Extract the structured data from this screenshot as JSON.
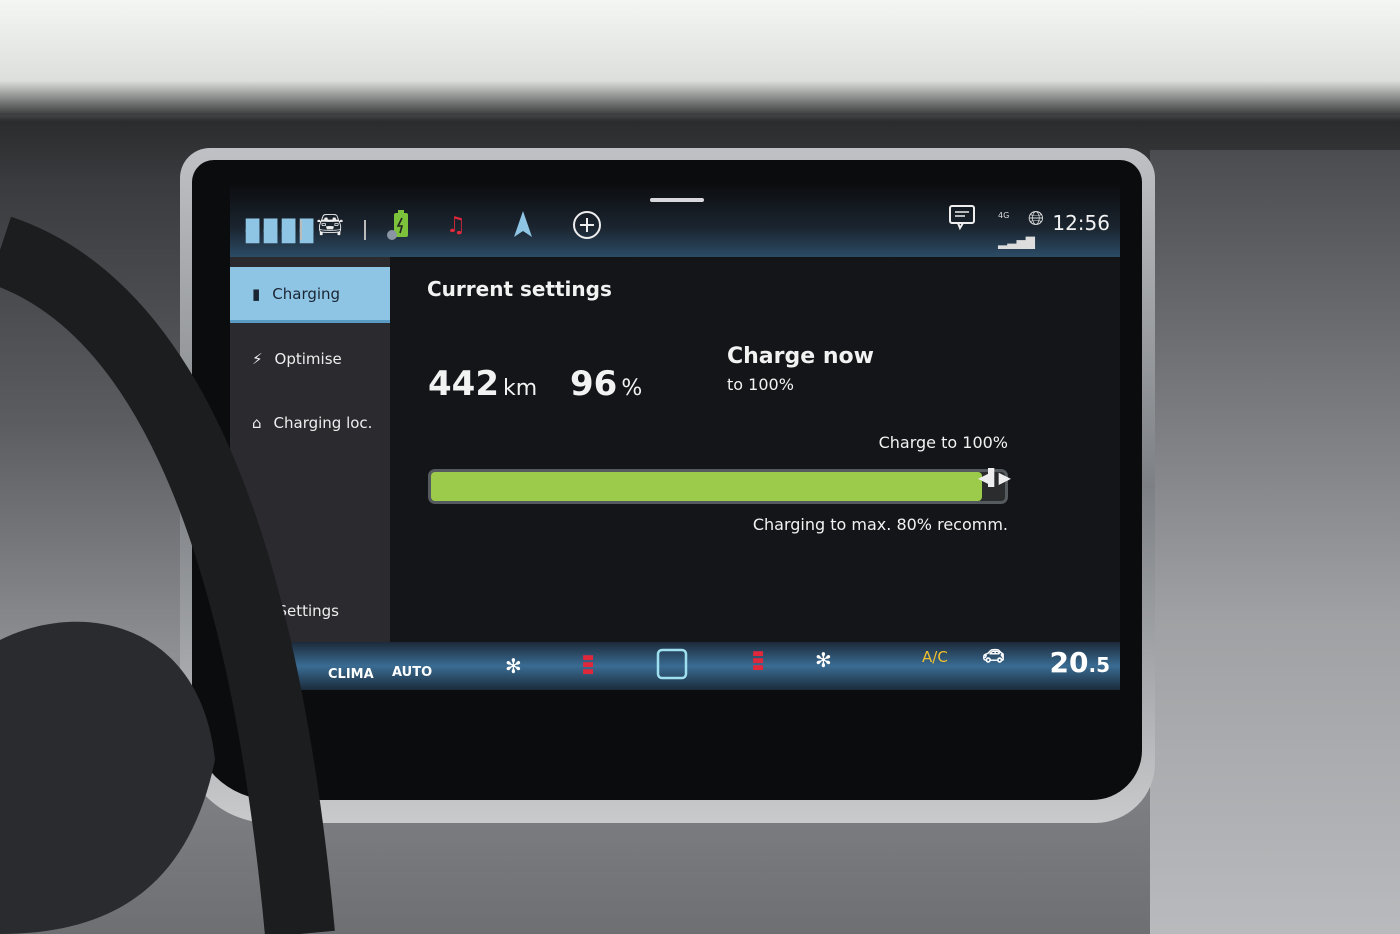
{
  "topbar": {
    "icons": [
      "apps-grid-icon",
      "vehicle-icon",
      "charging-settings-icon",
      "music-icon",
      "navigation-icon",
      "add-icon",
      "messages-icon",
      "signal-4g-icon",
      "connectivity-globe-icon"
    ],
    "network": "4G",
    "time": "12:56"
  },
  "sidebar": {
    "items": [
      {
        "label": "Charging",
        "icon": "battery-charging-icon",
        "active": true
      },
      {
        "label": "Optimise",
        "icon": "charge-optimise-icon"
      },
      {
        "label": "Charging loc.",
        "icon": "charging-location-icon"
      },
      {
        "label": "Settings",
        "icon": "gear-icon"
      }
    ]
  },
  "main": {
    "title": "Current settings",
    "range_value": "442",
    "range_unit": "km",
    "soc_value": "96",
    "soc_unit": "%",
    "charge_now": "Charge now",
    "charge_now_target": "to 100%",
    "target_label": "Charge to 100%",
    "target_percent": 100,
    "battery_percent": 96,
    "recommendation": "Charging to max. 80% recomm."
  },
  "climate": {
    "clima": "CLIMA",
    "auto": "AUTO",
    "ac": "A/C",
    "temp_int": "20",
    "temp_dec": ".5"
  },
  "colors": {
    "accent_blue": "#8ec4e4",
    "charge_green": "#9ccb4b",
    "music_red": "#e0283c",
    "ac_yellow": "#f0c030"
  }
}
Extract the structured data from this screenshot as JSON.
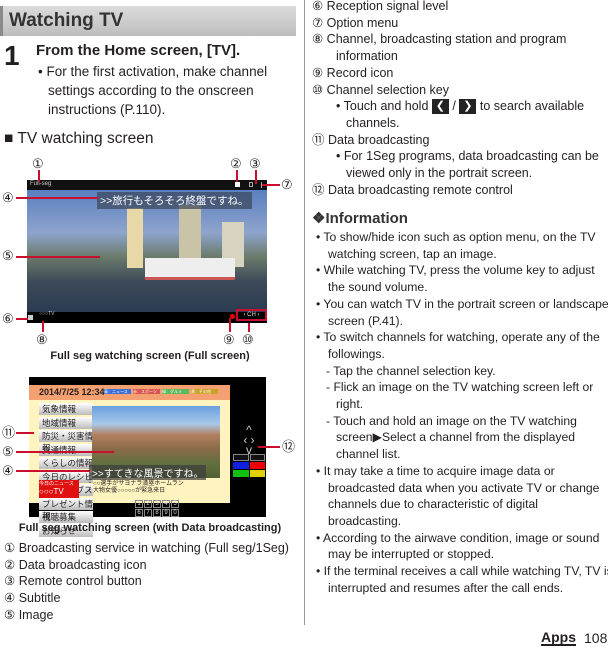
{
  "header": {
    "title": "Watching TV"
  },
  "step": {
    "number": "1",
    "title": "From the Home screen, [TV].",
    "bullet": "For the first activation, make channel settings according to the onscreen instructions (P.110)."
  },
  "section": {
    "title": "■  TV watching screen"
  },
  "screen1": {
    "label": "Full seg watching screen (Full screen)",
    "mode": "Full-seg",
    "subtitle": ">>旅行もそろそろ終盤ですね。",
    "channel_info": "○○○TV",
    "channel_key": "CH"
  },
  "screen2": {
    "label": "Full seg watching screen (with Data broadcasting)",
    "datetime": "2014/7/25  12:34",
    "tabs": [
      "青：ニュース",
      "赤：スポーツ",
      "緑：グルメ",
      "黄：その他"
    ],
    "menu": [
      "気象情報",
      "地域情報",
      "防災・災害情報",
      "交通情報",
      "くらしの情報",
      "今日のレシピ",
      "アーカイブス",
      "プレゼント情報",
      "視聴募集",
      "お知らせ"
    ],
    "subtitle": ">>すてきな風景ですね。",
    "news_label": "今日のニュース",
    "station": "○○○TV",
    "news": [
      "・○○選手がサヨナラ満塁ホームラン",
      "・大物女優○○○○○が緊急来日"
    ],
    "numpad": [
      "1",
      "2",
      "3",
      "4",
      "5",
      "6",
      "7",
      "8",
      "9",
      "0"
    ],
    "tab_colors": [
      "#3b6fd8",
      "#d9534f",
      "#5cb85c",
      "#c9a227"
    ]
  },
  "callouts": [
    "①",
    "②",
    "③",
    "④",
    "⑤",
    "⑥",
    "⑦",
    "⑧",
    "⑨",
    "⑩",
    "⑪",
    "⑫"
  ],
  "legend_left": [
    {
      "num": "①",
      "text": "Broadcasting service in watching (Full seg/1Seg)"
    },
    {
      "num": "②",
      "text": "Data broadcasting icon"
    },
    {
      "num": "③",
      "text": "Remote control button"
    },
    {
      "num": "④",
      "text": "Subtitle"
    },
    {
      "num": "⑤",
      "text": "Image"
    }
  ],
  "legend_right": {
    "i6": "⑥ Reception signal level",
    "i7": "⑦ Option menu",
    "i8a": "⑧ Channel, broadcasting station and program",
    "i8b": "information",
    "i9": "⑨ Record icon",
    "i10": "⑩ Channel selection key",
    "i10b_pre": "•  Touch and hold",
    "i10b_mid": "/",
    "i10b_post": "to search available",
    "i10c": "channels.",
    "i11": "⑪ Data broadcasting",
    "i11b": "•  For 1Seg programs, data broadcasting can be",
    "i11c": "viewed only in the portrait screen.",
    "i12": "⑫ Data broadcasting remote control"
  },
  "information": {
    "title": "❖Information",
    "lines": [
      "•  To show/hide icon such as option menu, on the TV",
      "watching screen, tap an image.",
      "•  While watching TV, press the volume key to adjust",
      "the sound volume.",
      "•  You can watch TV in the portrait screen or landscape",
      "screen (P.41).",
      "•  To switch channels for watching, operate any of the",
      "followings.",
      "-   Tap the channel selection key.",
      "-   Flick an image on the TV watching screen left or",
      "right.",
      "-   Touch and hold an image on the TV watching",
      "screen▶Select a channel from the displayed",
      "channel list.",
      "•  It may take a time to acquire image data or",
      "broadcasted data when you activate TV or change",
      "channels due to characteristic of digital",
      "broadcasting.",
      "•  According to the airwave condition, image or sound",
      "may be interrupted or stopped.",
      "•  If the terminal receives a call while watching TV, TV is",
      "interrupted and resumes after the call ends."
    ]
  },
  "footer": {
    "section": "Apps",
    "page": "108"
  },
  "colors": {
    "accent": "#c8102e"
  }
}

==

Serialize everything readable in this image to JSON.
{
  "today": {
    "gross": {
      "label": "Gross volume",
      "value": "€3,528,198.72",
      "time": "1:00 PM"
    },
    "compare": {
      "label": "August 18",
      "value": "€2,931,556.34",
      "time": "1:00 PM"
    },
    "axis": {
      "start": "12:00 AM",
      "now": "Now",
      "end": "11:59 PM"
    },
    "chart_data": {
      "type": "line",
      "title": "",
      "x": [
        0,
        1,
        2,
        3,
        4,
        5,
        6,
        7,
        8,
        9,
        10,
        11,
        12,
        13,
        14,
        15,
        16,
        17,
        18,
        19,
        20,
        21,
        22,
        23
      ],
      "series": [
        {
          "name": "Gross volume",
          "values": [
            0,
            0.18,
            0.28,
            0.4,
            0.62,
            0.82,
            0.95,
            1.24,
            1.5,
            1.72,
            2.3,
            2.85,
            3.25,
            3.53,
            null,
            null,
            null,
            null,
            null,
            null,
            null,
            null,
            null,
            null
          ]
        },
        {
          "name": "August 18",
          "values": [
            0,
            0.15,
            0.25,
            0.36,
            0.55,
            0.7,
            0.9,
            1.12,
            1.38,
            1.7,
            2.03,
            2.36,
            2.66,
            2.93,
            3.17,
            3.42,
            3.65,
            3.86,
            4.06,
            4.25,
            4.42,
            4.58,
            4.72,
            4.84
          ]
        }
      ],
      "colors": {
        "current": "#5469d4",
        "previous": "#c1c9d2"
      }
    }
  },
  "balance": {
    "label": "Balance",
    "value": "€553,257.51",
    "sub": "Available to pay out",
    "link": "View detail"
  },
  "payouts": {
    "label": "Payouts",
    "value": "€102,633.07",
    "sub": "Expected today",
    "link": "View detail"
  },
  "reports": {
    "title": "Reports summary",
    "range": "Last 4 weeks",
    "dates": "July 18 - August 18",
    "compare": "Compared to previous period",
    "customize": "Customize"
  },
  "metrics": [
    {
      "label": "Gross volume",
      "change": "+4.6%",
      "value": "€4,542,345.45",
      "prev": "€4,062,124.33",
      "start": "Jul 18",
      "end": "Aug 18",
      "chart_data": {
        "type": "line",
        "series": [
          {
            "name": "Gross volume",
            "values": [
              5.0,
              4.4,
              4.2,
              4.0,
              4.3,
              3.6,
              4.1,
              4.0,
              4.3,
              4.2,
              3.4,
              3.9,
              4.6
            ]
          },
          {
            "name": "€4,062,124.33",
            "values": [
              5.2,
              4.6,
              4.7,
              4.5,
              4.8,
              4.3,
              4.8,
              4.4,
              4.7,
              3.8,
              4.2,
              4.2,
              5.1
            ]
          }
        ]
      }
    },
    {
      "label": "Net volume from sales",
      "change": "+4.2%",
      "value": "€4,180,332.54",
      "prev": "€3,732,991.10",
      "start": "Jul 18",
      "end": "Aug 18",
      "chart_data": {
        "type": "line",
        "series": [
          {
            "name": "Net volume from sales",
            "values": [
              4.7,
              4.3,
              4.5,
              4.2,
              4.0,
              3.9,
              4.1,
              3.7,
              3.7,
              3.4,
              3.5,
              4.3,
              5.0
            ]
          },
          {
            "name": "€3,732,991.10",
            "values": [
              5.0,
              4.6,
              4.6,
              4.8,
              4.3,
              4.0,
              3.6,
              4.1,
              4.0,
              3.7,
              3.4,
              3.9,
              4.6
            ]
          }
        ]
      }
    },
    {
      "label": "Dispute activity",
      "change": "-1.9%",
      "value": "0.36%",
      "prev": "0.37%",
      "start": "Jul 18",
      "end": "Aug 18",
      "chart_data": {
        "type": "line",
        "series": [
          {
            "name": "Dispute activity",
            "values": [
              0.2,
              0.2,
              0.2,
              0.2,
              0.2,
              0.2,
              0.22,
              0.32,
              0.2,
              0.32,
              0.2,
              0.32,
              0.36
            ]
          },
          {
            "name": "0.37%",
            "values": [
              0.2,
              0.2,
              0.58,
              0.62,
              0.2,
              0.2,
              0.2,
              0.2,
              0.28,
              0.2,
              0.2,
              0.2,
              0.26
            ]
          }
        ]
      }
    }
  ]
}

Problem details –
Using the listing above, pull out all lines that hold the word "compare".

Solution for this exercise –
    "compare": {
    "compare": "Compared to previous period",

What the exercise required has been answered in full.